## Objective
Copy each line below exactly and leave the pictures out.

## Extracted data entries
·····
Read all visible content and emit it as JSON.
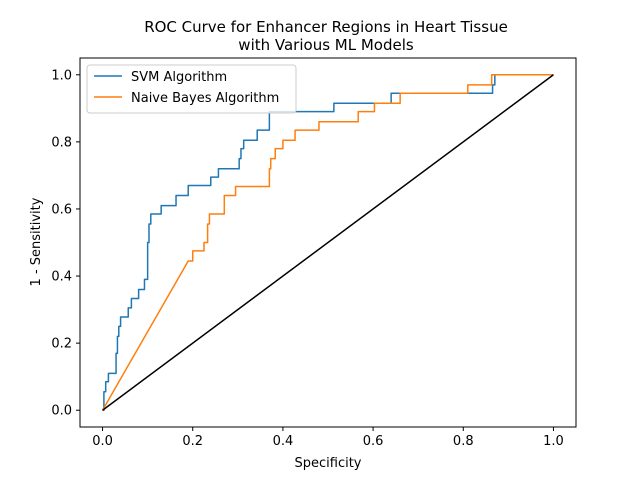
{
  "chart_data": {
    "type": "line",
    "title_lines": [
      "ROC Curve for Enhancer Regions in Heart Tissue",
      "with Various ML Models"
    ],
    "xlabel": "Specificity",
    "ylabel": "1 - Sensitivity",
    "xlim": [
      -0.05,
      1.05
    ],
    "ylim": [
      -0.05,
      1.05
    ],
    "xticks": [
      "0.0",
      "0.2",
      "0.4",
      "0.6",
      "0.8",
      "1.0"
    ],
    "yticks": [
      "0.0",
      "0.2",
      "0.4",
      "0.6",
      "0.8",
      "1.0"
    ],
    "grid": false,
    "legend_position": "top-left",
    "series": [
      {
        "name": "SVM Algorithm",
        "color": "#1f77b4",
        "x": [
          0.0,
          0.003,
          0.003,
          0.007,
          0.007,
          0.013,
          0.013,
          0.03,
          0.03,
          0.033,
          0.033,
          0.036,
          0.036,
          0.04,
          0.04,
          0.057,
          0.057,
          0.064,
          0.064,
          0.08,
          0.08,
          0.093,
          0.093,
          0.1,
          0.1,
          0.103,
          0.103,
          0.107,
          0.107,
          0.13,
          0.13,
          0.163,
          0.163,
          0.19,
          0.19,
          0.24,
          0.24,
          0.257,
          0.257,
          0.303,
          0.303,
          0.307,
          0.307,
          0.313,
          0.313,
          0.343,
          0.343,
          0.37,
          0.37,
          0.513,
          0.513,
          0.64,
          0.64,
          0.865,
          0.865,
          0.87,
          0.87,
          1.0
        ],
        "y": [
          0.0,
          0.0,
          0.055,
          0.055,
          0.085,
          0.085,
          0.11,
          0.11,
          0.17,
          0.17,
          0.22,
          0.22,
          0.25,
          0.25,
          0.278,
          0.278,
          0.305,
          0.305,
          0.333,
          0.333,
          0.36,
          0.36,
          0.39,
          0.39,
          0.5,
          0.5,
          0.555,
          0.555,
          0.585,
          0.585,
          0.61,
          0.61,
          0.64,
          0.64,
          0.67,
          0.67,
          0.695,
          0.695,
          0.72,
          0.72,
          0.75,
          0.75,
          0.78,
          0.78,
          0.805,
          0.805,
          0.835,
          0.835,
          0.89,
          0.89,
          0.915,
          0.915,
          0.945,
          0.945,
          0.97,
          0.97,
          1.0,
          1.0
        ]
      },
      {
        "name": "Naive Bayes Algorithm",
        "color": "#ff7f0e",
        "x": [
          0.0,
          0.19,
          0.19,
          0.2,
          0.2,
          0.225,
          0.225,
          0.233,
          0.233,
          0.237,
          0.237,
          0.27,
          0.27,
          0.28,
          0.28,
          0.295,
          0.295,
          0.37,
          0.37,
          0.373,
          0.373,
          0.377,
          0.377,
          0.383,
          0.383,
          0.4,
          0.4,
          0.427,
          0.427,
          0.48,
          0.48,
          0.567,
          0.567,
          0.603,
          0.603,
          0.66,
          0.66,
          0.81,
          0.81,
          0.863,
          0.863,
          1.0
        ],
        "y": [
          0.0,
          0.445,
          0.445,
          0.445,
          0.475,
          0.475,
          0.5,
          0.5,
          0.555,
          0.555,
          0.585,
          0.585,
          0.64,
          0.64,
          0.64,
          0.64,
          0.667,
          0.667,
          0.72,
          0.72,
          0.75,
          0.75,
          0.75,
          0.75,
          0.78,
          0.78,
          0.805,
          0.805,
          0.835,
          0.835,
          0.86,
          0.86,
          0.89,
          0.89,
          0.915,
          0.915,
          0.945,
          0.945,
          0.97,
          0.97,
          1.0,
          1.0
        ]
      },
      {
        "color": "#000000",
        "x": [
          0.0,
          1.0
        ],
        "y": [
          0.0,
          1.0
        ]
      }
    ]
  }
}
·····
## Output for this exercise
Read all visible content and emit it as JSON.
{
  "chart_data": {
    "type": "line",
    "title_lines": [
      "ROC Curve for Enhancer Regions in Heart Tissue",
      "with Various ML Models"
    ],
    "xlabel": "Specificity",
    "ylabel": "1 - Sensitivity",
    "xlim": [
      -0.05,
      1.05
    ],
    "ylim": [
      -0.05,
      1.05
    ],
    "xticks": [
      "0.0",
      "0.2",
      "0.4",
      "0.6",
      "0.8",
      "1.0"
    ],
    "yticks": [
      "0.0",
      "0.2",
      "0.4",
      "0.6",
      "0.8",
      "1.0"
    ],
    "grid": false,
    "legend_position": "top-left",
    "series": [
      {
        "name": "SVM Algorithm",
        "color": "#1f77b4",
        "x": [
          0.0,
          0.003,
          0.003,
          0.007,
          0.007,
          0.013,
          0.013,
          0.03,
          0.03,
          0.033,
          0.033,
          0.036,
          0.036,
          0.04,
          0.04,
          0.057,
          0.057,
          0.064,
          0.064,
          0.08,
          0.08,
          0.093,
          0.093,
          0.1,
          0.1,
          0.103,
          0.103,
          0.107,
          0.107,
          0.13,
          0.13,
          0.163,
          0.163,
          0.19,
          0.19,
          0.24,
          0.24,
          0.257,
          0.257,
          0.303,
          0.303,
          0.307,
          0.307,
          0.313,
          0.313,
          0.343,
          0.343,
          0.37,
          0.37,
          0.513,
          0.513,
          0.64,
          0.64,
          0.865,
          0.865,
          0.87,
          0.87,
          1.0
        ],
        "y": [
          0.0,
          0.0,
          0.055,
          0.055,
          0.085,
          0.085,
          0.11,
          0.11,
          0.17,
          0.17,
          0.22,
          0.22,
          0.25,
          0.25,
          0.278,
          0.278,
          0.305,
          0.305,
          0.333,
          0.333,
          0.36,
          0.36,
          0.39,
          0.39,
          0.5,
          0.5,
          0.555,
          0.555,
          0.585,
          0.585,
          0.61,
          0.61,
          0.64,
          0.64,
          0.67,
          0.67,
          0.695,
          0.695,
          0.72,
          0.72,
          0.75,
          0.75,
          0.78,
          0.78,
          0.805,
          0.805,
          0.835,
          0.835,
          0.89,
          0.89,
          0.915,
          0.915,
          0.945,
          0.945,
          0.97,
          0.97,
          1.0,
          1.0
        ]
      },
      {
        "name": "Naive Bayes Algorithm",
        "color": "#ff7f0e",
        "x": [
          0.0,
          0.19,
          0.19,
          0.2,
          0.2,
          0.225,
          0.225,
          0.233,
          0.233,
          0.237,
          0.237,
          0.27,
          0.27,
          0.28,
          0.28,
          0.295,
          0.295,
          0.37,
          0.37,
          0.373,
          0.373,
          0.377,
          0.377,
          0.383,
          0.383,
          0.4,
          0.4,
          0.427,
          0.427,
          0.48,
          0.48,
          0.567,
          0.567,
          0.603,
          0.603,
          0.66,
          0.66,
          0.81,
          0.81,
          0.863,
          0.863,
          1.0
        ],
        "y": [
          0.0,
          0.445,
          0.445,
          0.445,
          0.475,
          0.475,
          0.5,
          0.5,
          0.555,
          0.555,
          0.585,
          0.585,
          0.64,
          0.64,
          0.64,
          0.64,
          0.667,
          0.667,
          0.72,
          0.72,
          0.75,
          0.75,
          0.75,
          0.75,
          0.78,
          0.78,
          0.805,
          0.805,
          0.835,
          0.835,
          0.86,
          0.86,
          0.89,
          0.89,
          0.915,
          0.915,
          0.945,
          0.945,
          0.97,
          0.97,
          1.0,
          1.0
        ]
      },
      {
        "color": "#000000",
        "x": [
          0.0,
          1.0
        ],
        "y": [
          0.0,
          1.0
        ]
      }
    ]
  }
}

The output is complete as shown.